» **REQUIREMENTS**:
Within the listing below, locate all lines containing the word "Details". Copy each one.

» **PROVIDED ENTRIES**:
################
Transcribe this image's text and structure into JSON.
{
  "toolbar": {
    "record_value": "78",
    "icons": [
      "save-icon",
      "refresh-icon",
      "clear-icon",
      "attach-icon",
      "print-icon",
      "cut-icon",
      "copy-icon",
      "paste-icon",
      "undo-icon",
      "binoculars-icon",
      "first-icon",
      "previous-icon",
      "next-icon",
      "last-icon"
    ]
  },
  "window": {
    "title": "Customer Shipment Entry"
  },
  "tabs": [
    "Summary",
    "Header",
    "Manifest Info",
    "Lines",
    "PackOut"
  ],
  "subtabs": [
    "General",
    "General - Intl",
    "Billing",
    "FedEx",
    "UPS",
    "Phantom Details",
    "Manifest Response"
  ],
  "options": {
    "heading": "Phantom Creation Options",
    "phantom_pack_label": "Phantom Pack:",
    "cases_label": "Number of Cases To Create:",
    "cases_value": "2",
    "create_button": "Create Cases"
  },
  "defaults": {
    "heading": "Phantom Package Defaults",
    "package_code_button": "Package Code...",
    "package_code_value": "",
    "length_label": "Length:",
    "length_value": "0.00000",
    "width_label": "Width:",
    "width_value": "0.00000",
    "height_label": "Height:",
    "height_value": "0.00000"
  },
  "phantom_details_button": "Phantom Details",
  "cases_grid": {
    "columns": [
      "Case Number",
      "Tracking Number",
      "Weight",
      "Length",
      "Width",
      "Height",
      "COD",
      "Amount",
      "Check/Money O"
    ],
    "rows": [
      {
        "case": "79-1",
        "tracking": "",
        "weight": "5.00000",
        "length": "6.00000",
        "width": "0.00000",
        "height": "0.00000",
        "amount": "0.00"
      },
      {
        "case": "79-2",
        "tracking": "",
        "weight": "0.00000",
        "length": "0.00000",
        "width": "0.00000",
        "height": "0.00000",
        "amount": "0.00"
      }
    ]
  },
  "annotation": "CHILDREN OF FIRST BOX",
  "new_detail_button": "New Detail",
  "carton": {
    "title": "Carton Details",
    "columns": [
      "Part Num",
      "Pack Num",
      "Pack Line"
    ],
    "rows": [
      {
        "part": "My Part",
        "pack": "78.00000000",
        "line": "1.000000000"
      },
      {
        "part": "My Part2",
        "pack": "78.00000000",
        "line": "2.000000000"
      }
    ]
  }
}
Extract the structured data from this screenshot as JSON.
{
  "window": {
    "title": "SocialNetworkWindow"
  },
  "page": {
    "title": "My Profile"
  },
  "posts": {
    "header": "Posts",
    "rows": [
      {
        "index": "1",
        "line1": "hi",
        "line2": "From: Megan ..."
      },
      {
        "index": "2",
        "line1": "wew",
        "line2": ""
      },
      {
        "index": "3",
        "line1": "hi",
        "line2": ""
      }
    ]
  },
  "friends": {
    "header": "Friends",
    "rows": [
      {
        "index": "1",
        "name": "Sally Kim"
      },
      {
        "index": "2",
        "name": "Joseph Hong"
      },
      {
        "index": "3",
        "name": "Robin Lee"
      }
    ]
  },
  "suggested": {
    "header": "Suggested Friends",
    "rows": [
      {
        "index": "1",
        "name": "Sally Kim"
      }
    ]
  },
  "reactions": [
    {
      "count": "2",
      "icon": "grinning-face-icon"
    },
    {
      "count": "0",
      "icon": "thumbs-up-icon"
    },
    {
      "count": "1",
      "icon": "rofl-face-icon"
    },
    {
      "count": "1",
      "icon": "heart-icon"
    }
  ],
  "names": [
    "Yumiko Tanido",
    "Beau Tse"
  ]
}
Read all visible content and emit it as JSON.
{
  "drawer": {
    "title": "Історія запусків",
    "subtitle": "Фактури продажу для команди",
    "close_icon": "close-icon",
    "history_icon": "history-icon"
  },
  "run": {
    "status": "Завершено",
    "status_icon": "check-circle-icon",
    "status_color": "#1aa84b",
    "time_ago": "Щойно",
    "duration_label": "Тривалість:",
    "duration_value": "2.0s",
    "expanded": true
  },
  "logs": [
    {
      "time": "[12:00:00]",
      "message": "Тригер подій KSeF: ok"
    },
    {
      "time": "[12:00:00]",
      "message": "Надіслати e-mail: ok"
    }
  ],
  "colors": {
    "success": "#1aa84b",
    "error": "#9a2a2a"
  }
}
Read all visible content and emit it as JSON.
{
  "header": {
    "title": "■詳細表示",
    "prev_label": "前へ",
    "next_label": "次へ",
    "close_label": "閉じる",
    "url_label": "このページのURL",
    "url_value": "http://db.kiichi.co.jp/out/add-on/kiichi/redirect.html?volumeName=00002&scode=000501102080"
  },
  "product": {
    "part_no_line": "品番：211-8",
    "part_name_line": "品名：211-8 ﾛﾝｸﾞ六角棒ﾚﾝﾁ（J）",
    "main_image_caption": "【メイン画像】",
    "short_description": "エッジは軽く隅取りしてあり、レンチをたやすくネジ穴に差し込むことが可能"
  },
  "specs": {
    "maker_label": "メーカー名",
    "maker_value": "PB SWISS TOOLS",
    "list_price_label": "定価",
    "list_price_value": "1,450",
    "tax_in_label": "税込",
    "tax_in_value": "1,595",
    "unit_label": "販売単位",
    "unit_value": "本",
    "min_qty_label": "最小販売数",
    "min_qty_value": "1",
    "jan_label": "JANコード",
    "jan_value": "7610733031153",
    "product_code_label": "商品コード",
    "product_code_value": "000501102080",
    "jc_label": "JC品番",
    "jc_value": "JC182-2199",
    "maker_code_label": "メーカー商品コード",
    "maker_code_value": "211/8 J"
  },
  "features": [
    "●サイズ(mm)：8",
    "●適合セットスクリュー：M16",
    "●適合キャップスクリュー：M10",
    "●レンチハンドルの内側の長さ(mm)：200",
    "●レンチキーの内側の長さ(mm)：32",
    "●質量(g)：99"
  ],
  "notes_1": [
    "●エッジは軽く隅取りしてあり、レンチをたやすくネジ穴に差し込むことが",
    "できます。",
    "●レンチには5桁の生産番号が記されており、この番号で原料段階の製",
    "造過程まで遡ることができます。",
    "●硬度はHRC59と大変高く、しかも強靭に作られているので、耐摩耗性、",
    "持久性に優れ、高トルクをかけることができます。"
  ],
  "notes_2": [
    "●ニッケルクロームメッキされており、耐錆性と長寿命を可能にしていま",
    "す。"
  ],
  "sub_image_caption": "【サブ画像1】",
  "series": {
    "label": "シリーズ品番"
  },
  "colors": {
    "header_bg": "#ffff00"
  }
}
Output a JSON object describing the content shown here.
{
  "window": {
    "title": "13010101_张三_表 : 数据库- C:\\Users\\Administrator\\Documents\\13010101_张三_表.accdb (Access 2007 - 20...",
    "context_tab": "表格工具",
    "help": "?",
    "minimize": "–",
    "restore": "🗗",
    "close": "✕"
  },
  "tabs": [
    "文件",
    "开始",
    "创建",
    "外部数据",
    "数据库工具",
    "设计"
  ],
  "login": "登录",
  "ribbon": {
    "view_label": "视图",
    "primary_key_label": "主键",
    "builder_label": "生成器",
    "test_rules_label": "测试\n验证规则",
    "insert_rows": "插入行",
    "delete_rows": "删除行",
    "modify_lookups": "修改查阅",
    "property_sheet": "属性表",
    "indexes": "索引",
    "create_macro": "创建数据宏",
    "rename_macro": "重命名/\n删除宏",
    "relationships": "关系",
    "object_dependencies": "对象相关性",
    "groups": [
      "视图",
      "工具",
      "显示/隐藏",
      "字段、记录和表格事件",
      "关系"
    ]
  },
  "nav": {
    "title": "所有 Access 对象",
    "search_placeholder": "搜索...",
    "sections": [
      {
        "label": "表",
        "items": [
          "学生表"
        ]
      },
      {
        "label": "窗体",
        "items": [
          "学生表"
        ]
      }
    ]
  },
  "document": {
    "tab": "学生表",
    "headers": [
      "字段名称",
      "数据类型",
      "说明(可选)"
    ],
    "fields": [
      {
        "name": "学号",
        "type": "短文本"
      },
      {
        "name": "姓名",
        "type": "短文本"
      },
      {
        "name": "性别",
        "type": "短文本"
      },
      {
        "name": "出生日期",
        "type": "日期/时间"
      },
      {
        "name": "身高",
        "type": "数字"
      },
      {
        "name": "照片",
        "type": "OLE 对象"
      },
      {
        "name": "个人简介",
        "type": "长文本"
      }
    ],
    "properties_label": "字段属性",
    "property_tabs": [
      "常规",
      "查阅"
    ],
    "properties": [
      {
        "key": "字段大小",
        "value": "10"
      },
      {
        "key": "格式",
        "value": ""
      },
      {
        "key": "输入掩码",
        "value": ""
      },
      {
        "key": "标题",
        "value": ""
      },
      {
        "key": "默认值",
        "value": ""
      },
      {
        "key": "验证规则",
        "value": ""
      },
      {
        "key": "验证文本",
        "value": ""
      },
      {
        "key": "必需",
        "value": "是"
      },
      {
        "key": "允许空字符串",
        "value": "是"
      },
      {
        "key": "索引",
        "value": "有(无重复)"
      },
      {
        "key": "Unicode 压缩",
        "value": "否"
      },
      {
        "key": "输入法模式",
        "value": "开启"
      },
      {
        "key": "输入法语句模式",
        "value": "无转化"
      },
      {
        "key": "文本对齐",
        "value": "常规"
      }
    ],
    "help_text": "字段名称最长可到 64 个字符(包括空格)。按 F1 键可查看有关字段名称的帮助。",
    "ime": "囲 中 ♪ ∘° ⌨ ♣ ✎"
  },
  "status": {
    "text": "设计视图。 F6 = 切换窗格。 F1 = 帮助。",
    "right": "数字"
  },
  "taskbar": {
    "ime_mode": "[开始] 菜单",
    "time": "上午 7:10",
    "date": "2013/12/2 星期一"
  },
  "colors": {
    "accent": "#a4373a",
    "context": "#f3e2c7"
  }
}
################
» **THE RESPONSE**:
    "Phantom Details",
  "phantom_details_button": "Phantom Details",
    "title": "Carton Details",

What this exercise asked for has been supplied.